WHAT THE TASK REQUIRES: Give an exact transcription of every line, dropping the images.

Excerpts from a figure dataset
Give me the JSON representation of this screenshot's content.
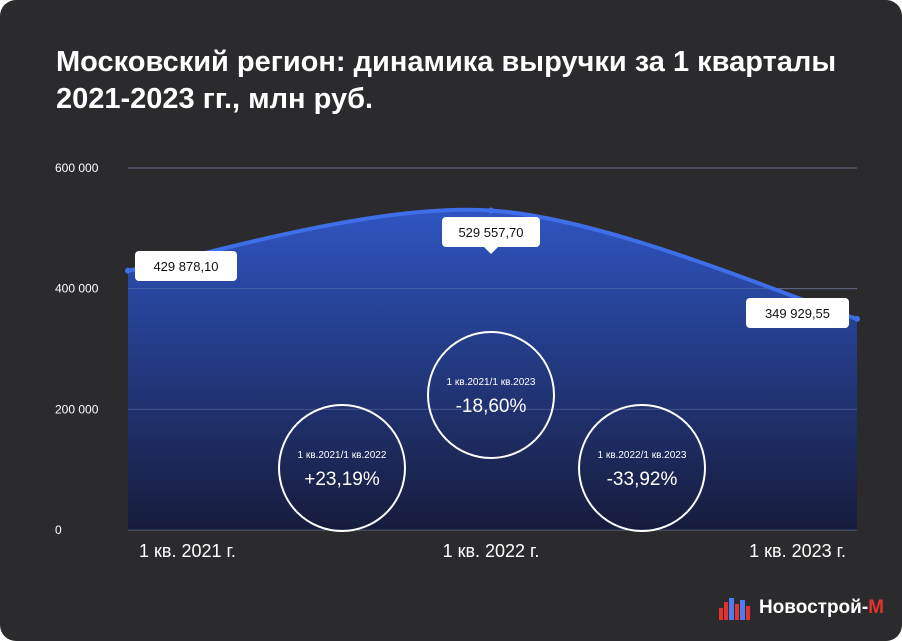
{
  "title_line1": "Московский регион: динамика выручки за 1 кварталы",
  "title_line2": "2021-2023 гг., млн руб.",
  "chart_data": {
    "type": "area",
    "categories": [
      "1 кв. 2021 г.",
      "1 кв. 2022 г.",
      "1 кв. 2023 г."
    ],
    "values": [
      429878.1,
      529557.7,
      349929.55
    ],
    "value_labels": [
      "429 878,10",
      "529 557,70",
      "349 929,55"
    ],
    "ylim": [
      0,
      600000
    ],
    "yticks": [
      0,
      200000,
      400000,
      600000
    ],
    "ytick_labels": [
      "0",
      "200 000",
      "400 000",
      "600 000"
    ],
    "grid": true,
    "line_color": "#3e6fe8",
    "annotations": [
      {
        "label": "1 кв.2021/1 кв.2022",
        "value": "+23,19%"
      },
      {
        "label": "1 кв.2021/1 кв.2023",
        "value": "-18,60%"
      },
      {
        "label": "1 кв.2022/1 кв.2023",
        "value": "-33,92%"
      }
    ]
  },
  "brand": {
    "name": "Новострой-",
    "accent": "М",
    "accent_color": "#e5322d"
  },
  "colors": {
    "background": "#2b2b2d",
    "area_top": "#2f57c9",
    "area_bottom": "#17204a"
  }
}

SOLUTION:
Give me the JSON representation of this screenshot's content.
{
  "title_line1": "Московский регион: динамика выручки за 1 кварталы",
  "title_line2": "2021-2023 гг., млн руб.",
  "chart_data": {
    "type": "area",
    "categories": [
      "1 кв. 2021 г.",
      "1 кв. 2022 г.",
      "1 кв. 2023 г."
    ],
    "values": [
      429878.1,
      529557.7,
      349929.55
    ],
    "value_labels": [
      "429 878,10",
      "529 557,70",
      "349 929,55"
    ],
    "ylim": [
      0,
      600000
    ],
    "yticks": [
      0,
      200000,
      400000,
      600000
    ],
    "ytick_labels": [
      "0",
      "200 000",
      "400 000",
      "600 000"
    ],
    "grid": true,
    "line_color": "#3e6fe8",
    "annotations": [
      {
        "label": "1 кв.2021/1 кв.2022",
        "value": "+23,19%"
      },
      {
        "label": "1 кв.2021/1 кв.2023",
        "value": "-18,60%"
      },
      {
        "label": "1 кв.2022/1 кв.2023",
        "value": "-33,92%"
      }
    ]
  },
  "brand": {
    "name": "Новострой-",
    "accent": "М",
    "accent_color": "#e5322d"
  },
  "colors": {
    "background": "#2b2b2d",
    "area_top": "#2f57c9",
    "area_bottom": "#17204a"
  }
}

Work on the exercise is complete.